The data below should be printed in full, exactly, and without any of its images.
* Start RECORD LIST *
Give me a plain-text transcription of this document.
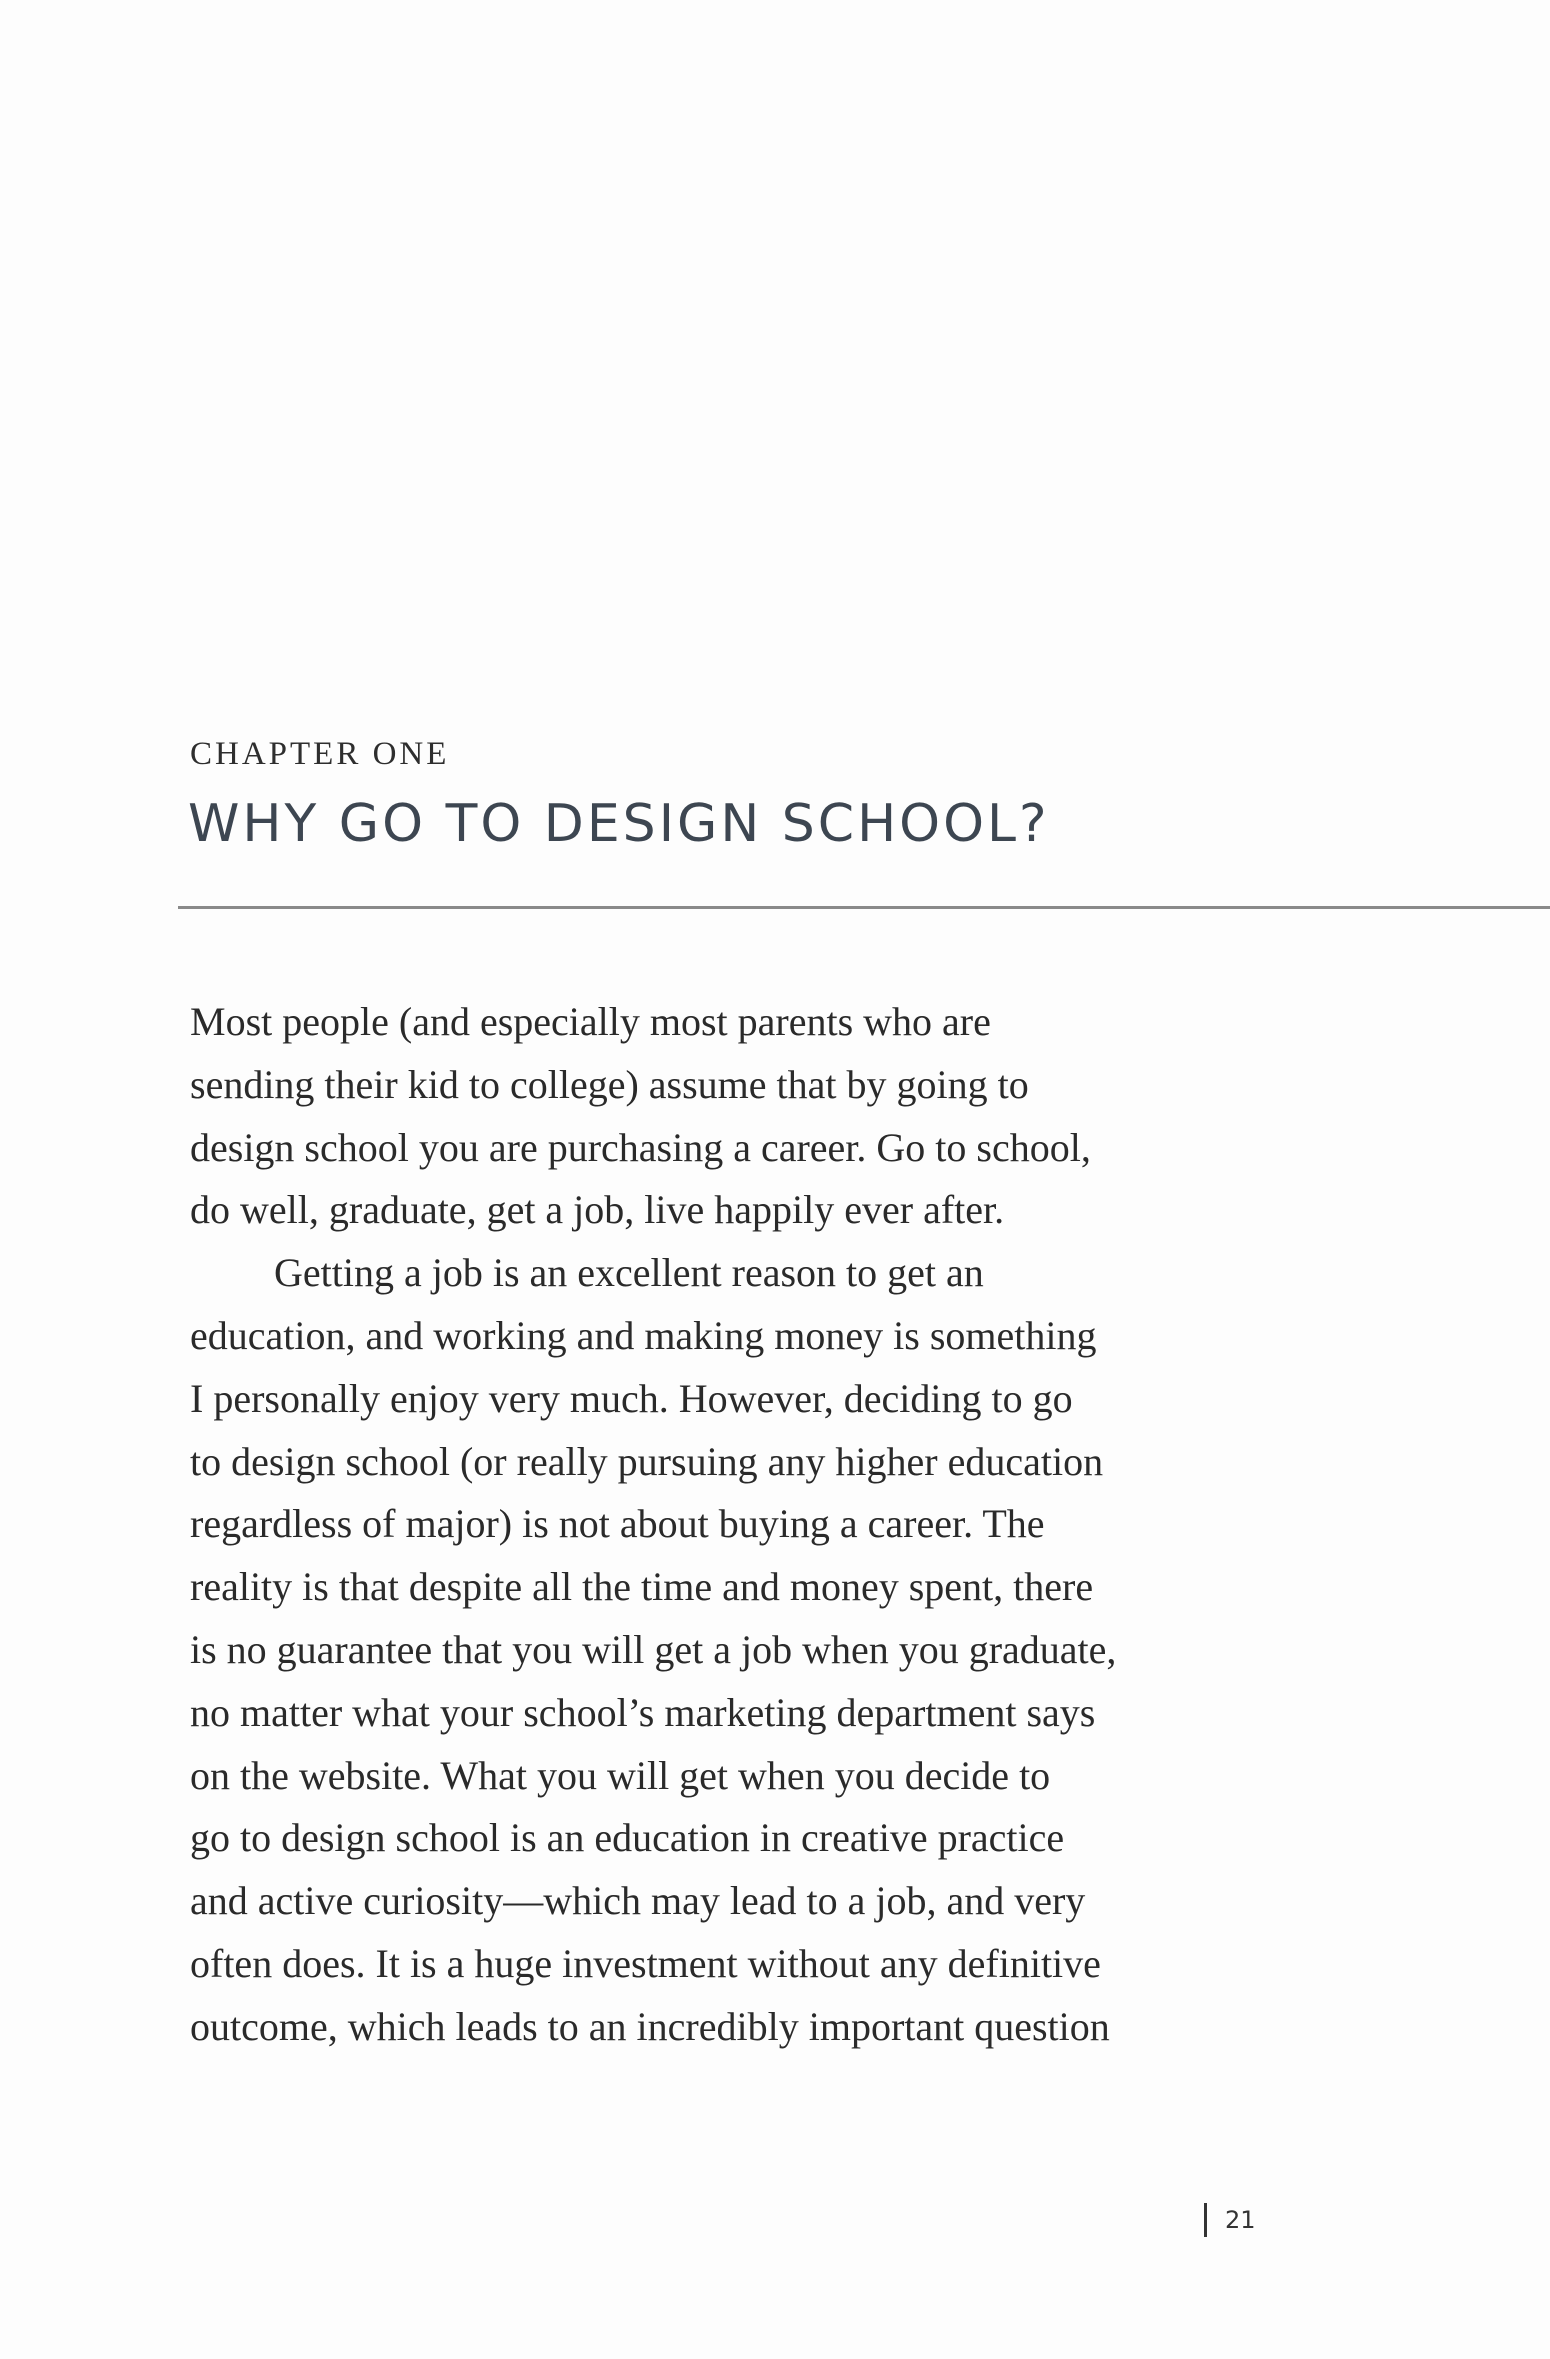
CHAPTER ONE
WHY GO TO DESIGN SCHOOL?
Most people (and especially most parents who are
sending their kid to college) assume that by going to
design school you are purchasing a career. Go to school,
do well, graduate, get a job, live happily ever after.
Getting a job is an excellent reason to get an
education, and working and making money is something
I personally enjoy very much. However, deciding to go
to design school (or really pursuing any higher education
regardless of major) is not about buying a career. The
reality is that despite all the time and money spent, there
is no guarantee that you will get a job when you graduate,
no matter what your school’s marketing department says
on the website. What you will get when you decide to
go to design school is an education in creative practice
and active curiosity—which may lead to a job, and very
often does. It is a huge investment without any definitive
outcome, which leads to an incredibly important question
21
* End RECORD LIST *
• **PROBLEM SOLUTION**
Give me a plain-text transcription of this document.
CHAPTER ONE
WHY GO TO DESIGN SCHOOL?
Most people (and especially most parents who are
sending their kid to college) assume that by going to
design school you are purchasing a career. Go to school,
do well, graduate, get a job, live happily ever after.
Getting a job is an excellent reason to get an
education, and working and making money is something
I personally enjoy very much. However, deciding to go
to design school (or really pursuing any higher education
regardless of major) is not about buying a career. The
reality is that despite all the time and money spent, there
is no guarantee that you will get a job when you graduate,
no matter what your school’s marketing department says
on the website. What you will get when you decide to
go to design school is an education in creative practice
and active curiosity—which may lead to a job, and very
often does. It is a huge investment without any definitive
outcome, which leads to an incredibly important question
21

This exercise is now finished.